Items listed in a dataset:
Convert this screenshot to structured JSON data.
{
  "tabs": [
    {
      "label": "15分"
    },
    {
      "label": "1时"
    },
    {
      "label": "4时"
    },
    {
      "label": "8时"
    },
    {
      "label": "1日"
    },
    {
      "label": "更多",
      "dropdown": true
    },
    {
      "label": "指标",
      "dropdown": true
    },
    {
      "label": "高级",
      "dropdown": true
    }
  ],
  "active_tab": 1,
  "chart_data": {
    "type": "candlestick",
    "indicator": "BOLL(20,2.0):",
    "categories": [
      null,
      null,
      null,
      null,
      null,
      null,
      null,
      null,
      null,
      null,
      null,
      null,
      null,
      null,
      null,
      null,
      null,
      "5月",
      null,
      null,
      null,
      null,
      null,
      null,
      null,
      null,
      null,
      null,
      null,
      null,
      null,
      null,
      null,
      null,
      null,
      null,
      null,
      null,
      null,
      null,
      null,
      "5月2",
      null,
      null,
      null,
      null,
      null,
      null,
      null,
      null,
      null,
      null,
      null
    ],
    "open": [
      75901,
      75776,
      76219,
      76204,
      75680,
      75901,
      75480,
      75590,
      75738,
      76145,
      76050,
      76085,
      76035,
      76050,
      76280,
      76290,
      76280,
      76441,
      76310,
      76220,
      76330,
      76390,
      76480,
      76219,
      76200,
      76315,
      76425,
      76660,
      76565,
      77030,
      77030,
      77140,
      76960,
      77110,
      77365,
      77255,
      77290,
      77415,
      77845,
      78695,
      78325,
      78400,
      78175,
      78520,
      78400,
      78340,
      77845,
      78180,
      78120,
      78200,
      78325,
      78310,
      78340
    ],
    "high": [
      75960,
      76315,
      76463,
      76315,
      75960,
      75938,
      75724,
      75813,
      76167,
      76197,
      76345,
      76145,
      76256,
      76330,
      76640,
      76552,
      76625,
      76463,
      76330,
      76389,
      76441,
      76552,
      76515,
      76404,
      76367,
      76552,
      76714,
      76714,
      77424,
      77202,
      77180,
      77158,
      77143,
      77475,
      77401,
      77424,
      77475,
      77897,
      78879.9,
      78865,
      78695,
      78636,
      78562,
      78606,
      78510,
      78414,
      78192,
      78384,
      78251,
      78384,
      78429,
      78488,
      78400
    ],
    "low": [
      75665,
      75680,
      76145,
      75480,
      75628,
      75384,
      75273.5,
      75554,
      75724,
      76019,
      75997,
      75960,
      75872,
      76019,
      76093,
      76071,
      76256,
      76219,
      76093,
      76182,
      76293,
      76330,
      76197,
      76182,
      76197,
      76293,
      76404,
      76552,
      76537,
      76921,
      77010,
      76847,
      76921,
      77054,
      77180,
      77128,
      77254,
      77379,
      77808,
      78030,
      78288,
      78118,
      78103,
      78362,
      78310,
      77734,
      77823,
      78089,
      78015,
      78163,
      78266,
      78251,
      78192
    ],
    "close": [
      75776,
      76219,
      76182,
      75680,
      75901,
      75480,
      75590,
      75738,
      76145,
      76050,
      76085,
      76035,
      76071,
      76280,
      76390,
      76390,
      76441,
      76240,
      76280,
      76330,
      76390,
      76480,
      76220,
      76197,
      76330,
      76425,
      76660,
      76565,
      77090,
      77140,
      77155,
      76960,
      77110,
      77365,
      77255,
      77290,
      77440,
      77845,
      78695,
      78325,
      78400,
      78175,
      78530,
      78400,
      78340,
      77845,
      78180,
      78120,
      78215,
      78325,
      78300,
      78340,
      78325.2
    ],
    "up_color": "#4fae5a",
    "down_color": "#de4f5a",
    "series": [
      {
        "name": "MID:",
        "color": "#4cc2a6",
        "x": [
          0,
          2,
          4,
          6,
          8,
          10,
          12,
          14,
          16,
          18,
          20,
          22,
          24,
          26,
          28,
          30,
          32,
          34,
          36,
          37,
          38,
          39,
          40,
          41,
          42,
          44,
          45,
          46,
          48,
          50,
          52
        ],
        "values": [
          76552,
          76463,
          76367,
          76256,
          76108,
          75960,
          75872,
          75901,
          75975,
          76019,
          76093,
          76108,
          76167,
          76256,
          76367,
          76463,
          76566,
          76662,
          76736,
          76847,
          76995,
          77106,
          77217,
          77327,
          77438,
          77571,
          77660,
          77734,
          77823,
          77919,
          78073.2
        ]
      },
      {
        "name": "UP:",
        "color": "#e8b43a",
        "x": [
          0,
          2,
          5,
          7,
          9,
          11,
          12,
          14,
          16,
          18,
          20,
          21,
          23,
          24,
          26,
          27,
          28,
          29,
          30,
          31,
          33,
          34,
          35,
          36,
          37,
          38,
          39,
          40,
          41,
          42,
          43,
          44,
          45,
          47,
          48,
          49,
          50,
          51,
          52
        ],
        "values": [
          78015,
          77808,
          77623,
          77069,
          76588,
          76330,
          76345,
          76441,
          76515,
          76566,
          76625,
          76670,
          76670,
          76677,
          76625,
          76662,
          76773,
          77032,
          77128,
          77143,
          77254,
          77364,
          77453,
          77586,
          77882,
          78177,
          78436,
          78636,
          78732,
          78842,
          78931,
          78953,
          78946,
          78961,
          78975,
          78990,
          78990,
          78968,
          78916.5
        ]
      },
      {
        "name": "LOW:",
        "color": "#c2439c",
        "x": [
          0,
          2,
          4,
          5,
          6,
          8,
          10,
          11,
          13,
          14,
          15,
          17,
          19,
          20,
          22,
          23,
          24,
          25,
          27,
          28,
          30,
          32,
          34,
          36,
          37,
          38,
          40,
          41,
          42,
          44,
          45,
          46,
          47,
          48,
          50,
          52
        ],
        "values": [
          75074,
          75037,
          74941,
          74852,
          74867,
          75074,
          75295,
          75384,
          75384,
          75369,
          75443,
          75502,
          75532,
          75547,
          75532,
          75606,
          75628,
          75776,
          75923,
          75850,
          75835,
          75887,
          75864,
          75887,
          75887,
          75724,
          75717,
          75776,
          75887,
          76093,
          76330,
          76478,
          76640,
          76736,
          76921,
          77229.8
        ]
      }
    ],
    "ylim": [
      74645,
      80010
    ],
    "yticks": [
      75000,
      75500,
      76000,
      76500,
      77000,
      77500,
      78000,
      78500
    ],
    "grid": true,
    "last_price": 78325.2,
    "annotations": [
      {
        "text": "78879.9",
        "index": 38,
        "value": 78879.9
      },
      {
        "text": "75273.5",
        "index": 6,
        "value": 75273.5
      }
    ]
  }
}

**EXERCISE**.
Give the entries again in full, exactly as they are written.

**FULL SOLUTION**.
Convert this screenshot to structured JSON data.
{
  "tabs": [
    {
      "label": "15分"
    },
    {
      "label": "1时"
    },
    {
      "label": "4时"
    },
    {
      "label": "8时"
    },
    {
      "label": "1日"
    },
    {
      "label": "更多",
      "dropdown": true
    },
    {
      "label": "指标",
      "dropdown": true
    },
    {
      "label": "高级",
      "dropdown": true
    }
  ],
  "active_tab": 1,
  "chart_data": {
    "type": "candlestick",
    "indicator": "BOLL(20,2.0):",
    "categories": [
      null,
      null,
      null,
      null,
      null,
      null,
      null,
      null,
      null,
      null,
      null,
      null,
      null,
      null,
      null,
      null,
      null,
      "5月",
      null,
      null,
      null,
      null,
      null,
      null,
      null,
      null,
      null,
      null,
      null,
      null,
      null,
      null,
      null,
      null,
      null,
      null,
      null,
      null,
      null,
      null,
      null,
      "5月2",
      null,
      null,
      null,
      null,
      null,
      null,
      null,
      null,
      null,
      null,
      null
    ],
    "open": [
      75901,
      75776,
      76219,
      76204,
      75680,
      75901,
      75480,
      75590,
      75738,
      76145,
      76050,
      76085,
      76035,
      76050,
      76280,
      76290,
      76280,
      76441,
      76310,
      76220,
      76330,
      76390,
      76480,
      76219,
      76200,
      76315,
      76425,
      76660,
      76565,
      77030,
      77030,
      77140,
      76960,
      77110,
      77365,
      77255,
      77290,
      77415,
      77845,
      78695,
      78325,
      78400,
      78175,
      78520,
      78400,
      78340,
      77845,
      78180,
      78120,
      78200,
      78325,
      78310,
      78340
    ],
    "high": [
      75960,
      76315,
      76463,
      76315,
      75960,
      75938,
      75724,
      75813,
      76167,
      76197,
      76345,
      76145,
      76256,
      76330,
      76640,
      76552,
      76625,
      76463,
      76330,
      76389,
      76441,
      76552,
      76515,
      76404,
      76367,
      76552,
      76714,
      76714,
      77424,
      77202,
      77180,
      77158,
      77143,
      77475,
      77401,
      77424,
      77475,
      77897,
      78879.9,
      78865,
      78695,
      78636,
      78562,
      78606,
      78510,
      78414,
      78192,
      78384,
      78251,
      78384,
      78429,
      78488,
      78400
    ],
    "low": [
      75665,
      75680,
      76145,
      75480,
      75628,
      75384,
      75273.5,
      75554,
      75724,
      76019,
      75997,
      75960,
      75872,
      76019,
      76093,
      76071,
      76256,
      76219,
      76093,
      76182,
      76293,
      76330,
      76197,
      76182,
      76197,
      76293,
      76404,
      76552,
      76537,
      76921,
      77010,
      76847,
      76921,
      77054,
      77180,
      77128,
      77254,
      77379,
      77808,
      78030,
      78288,
      78118,
      78103,
      78362,
      78310,
      77734,
      77823,
      78089,
      78015,
      78163,
      78266,
      78251,
      78192
    ],
    "close": [
      75776,
      76219,
      76182,
      75680,
      75901,
      75480,
      75590,
      75738,
      76145,
      76050,
      76085,
      76035,
      76071,
      76280,
      76390,
      76390,
      76441,
      76240,
      76280,
      76330,
      76390,
      76480,
      76220,
      76197,
      76330,
      76425,
      76660,
      76565,
      77090,
      77140,
      77155,
      76960,
      77110,
      77365,
      77255,
      77290,
      77440,
      77845,
      78695,
      78325,
      78400,
      78175,
      78530,
      78400,
      78340,
      77845,
      78180,
      78120,
      78215,
      78325,
      78300,
      78340,
      78325.2
    ],
    "up_color": "#4fae5a",
    "down_color": "#de4f5a",
    "series": [
      {
        "name": "MID:",
        "color": "#4cc2a6",
        "x": [
          0,
          2,
          4,
          6,
          8,
          10,
          12,
          14,
          16,
          18,
          20,
          22,
          24,
          26,
          28,
          30,
          32,
          34,
          36,
          37,
          38,
          39,
          40,
          41,
          42,
          44,
          45,
          46,
          48,
          50,
          52
        ],
        "values": [
          76552,
          76463,
          76367,
          76256,
          76108,
          75960,
          75872,
          75901,
          75975,
          76019,
          76093,
          76108,
          76167,
          76256,
          76367,
          76463,
          76566,
          76662,
          76736,
          76847,
          76995,
          77106,
          77217,
          77327,
          77438,
          77571,
          77660,
          77734,
          77823,
          77919,
          78073.2
        ]
      },
      {
        "name": "UP:",
        "color": "#e8b43a",
        "x": [
          0,
          2,
          5,
          7,
          9,
          11,
          12,
          14,
          16,
          18,
          20,
          21,
          23,
          24,
          26,
          27,
          28,
          29,
          30,
          31,
          33,
          34,
          35,
          36,
          37,
          38,
          39,
          40,
          41,
          42,
          43,
          44,
          45,
          47,
          48,
          49,
          50,
          51,
          52
        ],
        "values": [
          78015,
          77808,
          77623,
          77069,
          76588,
          76330,
          76345,
          76441,
          76515,
          76566,
          76625,
          76670,
          76670,
          76677,
          76625,
          76662,
          76773,
          77032,
          77128,
          77143,
          77254,
          77364,
          77453,
          77586,
          77882,
          78177,
          78436,
          78636,
          78732,
          78842,
          78931,
          78953,
          78946,
          78961,
          78975,
          78990,
          78990,
          78968,
          78916.5
        ]
      },
      {
        "name": "LOW:",
        "color": "#c2439c",
        "x": [
          0,
          2,
          4,
          5,
          6,
          8,
          10,
          11,
          13,
          14,
          15,
          17,
          19,
          20,
          22,
          23,
          24,
          25,
          27,
          28,
          30,
          32,
          34,
          36,
          37,
          38,
          40,
          41,
          42,
          44,
          45,
          46,
          47,
          48,
          50,
          52
        ],
        "values": [
          75074,
          75037,
          74941,
          74852,
          74867,
          75074,
          75295,
          75384,
          75384,
          75369,
          75443,
          75502,
          75532,
          75547,
          75532,
          75606,
          75628,
          75776,
          75923,
          75850,
          75835,
          75887,
          75864,
          75887,
          75887,
          75724,
          75717,
          75776,
          75887,
          76093,
          76330,
          76478,
          76640,
          76736,
          76921,
          77229.8
        ]
      }
    ],
    "ylim": [
      74645,
      80010
    ],
    "yticks": [
      75000,
      75500,
      76000,
      76500,
      77000,
      77500,
      78000,
      78500
    ],
    "grid": true,
    "last_price": 78325.2,
    "annotations": [
      {
        "text": "78879.9",
        "index": 38,
        "value": 78879.9
      },
      {
        "text": "75273.5",
        "index": 6,
        "value": 75273.5
      }
    ]
  }
}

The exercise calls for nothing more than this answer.